- [Task instructions] Rewrite the records below as a numbered list, leaving out any blank lines.

========

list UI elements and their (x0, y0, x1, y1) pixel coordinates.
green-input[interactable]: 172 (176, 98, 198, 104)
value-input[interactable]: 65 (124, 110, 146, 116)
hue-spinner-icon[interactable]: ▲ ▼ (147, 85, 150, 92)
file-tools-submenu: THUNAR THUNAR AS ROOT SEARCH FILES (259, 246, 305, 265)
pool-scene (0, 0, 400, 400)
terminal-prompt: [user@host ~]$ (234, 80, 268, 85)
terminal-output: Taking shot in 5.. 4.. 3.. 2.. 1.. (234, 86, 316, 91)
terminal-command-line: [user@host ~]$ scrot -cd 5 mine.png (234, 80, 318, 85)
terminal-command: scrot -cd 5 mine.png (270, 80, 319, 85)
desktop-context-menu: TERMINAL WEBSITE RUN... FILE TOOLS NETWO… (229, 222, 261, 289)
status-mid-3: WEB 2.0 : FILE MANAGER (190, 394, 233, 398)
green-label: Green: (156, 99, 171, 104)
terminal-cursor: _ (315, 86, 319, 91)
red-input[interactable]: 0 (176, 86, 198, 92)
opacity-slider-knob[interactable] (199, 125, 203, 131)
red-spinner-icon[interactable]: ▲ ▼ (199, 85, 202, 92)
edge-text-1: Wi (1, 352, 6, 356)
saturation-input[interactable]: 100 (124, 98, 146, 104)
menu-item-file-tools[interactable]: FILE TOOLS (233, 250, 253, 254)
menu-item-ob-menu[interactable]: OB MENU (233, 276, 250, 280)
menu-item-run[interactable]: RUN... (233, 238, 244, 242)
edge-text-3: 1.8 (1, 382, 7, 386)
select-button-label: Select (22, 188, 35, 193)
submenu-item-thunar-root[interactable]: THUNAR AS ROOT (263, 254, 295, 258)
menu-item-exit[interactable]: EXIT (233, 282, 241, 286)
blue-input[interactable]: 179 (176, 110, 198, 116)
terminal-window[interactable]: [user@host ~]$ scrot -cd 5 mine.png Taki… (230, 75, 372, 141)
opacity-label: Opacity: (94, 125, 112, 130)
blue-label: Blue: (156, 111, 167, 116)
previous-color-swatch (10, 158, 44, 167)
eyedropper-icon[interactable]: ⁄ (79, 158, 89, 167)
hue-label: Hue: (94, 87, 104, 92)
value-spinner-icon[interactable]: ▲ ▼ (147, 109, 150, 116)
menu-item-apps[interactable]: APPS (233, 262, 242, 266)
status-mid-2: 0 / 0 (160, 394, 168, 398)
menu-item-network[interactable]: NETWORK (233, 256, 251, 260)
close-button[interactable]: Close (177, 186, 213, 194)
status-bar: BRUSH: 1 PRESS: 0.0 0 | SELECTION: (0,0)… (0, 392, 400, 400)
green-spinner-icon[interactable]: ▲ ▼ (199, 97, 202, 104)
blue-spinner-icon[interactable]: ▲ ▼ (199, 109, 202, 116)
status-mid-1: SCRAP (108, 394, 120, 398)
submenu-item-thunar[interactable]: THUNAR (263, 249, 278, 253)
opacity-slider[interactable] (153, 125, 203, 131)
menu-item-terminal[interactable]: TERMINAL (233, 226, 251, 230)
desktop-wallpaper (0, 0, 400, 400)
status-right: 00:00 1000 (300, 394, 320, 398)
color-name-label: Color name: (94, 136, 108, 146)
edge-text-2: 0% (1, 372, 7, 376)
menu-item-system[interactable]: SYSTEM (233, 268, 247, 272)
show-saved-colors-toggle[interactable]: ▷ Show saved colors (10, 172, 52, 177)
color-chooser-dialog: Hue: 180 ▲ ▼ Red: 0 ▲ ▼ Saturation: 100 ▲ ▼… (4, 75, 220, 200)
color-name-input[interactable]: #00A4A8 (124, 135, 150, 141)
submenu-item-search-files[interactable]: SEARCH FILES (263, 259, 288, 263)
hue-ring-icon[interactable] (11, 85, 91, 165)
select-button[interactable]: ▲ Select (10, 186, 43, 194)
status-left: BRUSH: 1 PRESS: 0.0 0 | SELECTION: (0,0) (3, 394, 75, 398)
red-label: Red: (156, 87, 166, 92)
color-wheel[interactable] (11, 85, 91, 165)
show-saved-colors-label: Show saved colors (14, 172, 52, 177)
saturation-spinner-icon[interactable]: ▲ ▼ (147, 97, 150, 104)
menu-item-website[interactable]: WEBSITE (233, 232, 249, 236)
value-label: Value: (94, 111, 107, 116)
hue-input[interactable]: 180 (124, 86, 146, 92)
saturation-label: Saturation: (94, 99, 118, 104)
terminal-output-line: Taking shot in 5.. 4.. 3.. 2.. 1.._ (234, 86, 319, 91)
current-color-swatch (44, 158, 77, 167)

========

- [Response]
1. list UI elements and their (x0, y0, x1, y1) pixel coordinates.
2. green-input[interactable]: 172 (176, 98, 198, 104)
3. value-input[interactable]: 65 (124, 110, 146, 116)
4. hue-spinner-icon[interactable]: ▲ ▼ (147, 85, 150, 92)
5. file-tools-submenu: THUNAR THUNAR AS ROOT SEARCH FILES (259, 246, 305, 265)
6. pool-scene (0, 0, 400, 400)
7. terminal-prompt: [user@host ~]$ (234, 80, 268, 85)
8. terminal-output: Taking shot in 5.. 4.. 3.. 2.. 1.. (234, 86, 316, 91)
9. terminal-command-line: [user@host ~]$ scrot -cd 5 mine.png (234, 80, 318, 85)
10. terminal-command: scrot -cd 5 mine.png (270, 80, 319, 85)
11. desktop-context-menu: TERMINAL WEBSITE RUN... FILE TOOLS NETWO… (229, 222, 261, 289)
12. status-mid-3: WEB 2.0 : FILE MANAGER (190, 394, 233, 398)
13. green-label: Green: (156, 99, 171, 104)
14. terminal-cursor: _ (315, 86, 319, 91)
15. red-input[interactable]: 0 (176, 86, 198, 92)
16. opacity-slider-knob[interactable] (199, 125, 203, 131)
17. red-spinner-icon[interactable]: ▲ ▼ (199, 85, 202, 92)
18. edge-text-1: Wi (1, 352, 6, 356)
19. saturation-input[interactable]: 100 (124, 98, 146, 104)
20. menu-item-file-tools[interactable]: FILE TOOLS (233, 250, 253, 254)
21. menu-item-ob-menu[interactable]: OB MENU (233, 276, 250, 280)
22. menu-item-run[interactable]: RUN... (233, 238, 244, 242)
23. edge-text-3: 1.8 (1, 382, 7, 386)
24. select-button-label: Select (22, 188, 35, 193)
25. submenu-item-thunar-root[interactable]: THUNAR AS ROOT (263, 254, 295, 258)
26. menu-item-exit[interactable]: EXIT (233, 282, 241, 286)
27. blue-input[interactable]: 179 (176, 110, 198, 116)
28. terminal-window[interactable]: [user@host ~]$ scrot -cd 5 mine.png Taki… (230, 75, 372, 141)
29. opacity-label: Opacity: (94, 125, 112, 130)
30. blue-label: Blue: (156, 111, 167, 116)
31. previous-color-swatch (10, 158, 44, 167)
32. eyedropper-icon[interactable]: ⁄ (79, 158, 89, 167)
33. hue-label: Hue: (94, 87, 104, 92)
34. value-spinner-icon[interactable]: ▲ ▼ (147, 109, 150, 116)
35. menu-item-apps[interactable]: APPS (233, 262, 242, 266)
36. status-mid-2: 0 / 0 (160, 394, 168, 398)
37. menu-item-network[interactable]: NETWORK (233, 256, 251, 260)
38. close-button[interactable]: Close (177, 186, 213, 194)
39. status-bar: BRUSH: 1 PRESS: 0.0 0 | SELECTION: (0,0)… (0, 392, 400, 400)
40. green-spinner-icon[interactable]: ▲ ▼ (199, 97, 202, 104)
41. blue-spinner-icon[interactable]: ▲ ▼ (199, 109, 202, 116)
42. status-mid-1: SCRAP (108, 394, 120, 398)
43. submenu-item-thunar[interactable]: THUNAR (263, 249, 278, 253)
44. opacity-slider[interactable] (153, 125, 203, 131)
45. menu-item-terminal[interactable]: TERMINAL (233, 226, 251, 230)
46. desktop-wallpaper (0, 0, 400, 400)
47. status-right: 00:00 1000 (300, 394, 320, 398)
48. color-name-label: Color name: (94, 136, 108, 146)
49. edge-text-2: 0% (1, 372, 7, 376)
50. menu-item-system[interactable]: SYSTEM (233, 268, 247, 272)
51. show-saved-colors-toggle[interactable]: ▷ Show saved colors (10, 172, 52, 177)
52. color-chooser-dialog: Hue: 180 ▲ ▼ Red: 0 ▲ ▼ Saturation: 100 ▲ ▼… (4, 75, 220, 200)
53. color-name-input[interactable]: #00A4A8 (124, 135, 150, 141)
54. submenu-item-search-files[interactable]: SEARCH FILES (263, 259, 288, 263)
55. hue-ring-icon[interactable] (11, 85, 91, 165)
56. select-button[interactable]: ▲ Select (10, 186, 43, 194)
57. status-left: BRUSH: 1 PRESS: 0.0 0 | SELECTION: (0,0) (3, 394, 75, 398)
58. red-label: Red: (156, 87, 166, 92)
59. color-wheel[interactable] (11, 85, 91, 165)
60. show-saved-colors-label: Show saved colors (14, 172, 52, 177)
61. saturation-spinner-icon[interactable]: ▲ ▼ (147, 97, 150, 104)
62. menu-item-website[interactable]: WEBSITE (233, 232, 249, 236)
63. value-label: Value: (94, 111, 107, 116)
64. hue-input[interactable]: 180 (124, 86, 146, 92)
65. saturation-label: Saturation: (94, 99, 118, 104)
66. terminal-output-line: Taking shot in 5.. 4.. 3.. 2.. 1.._ (234, 86, 319, 91)
67. current-color-swatch (44, 158, 77, 167)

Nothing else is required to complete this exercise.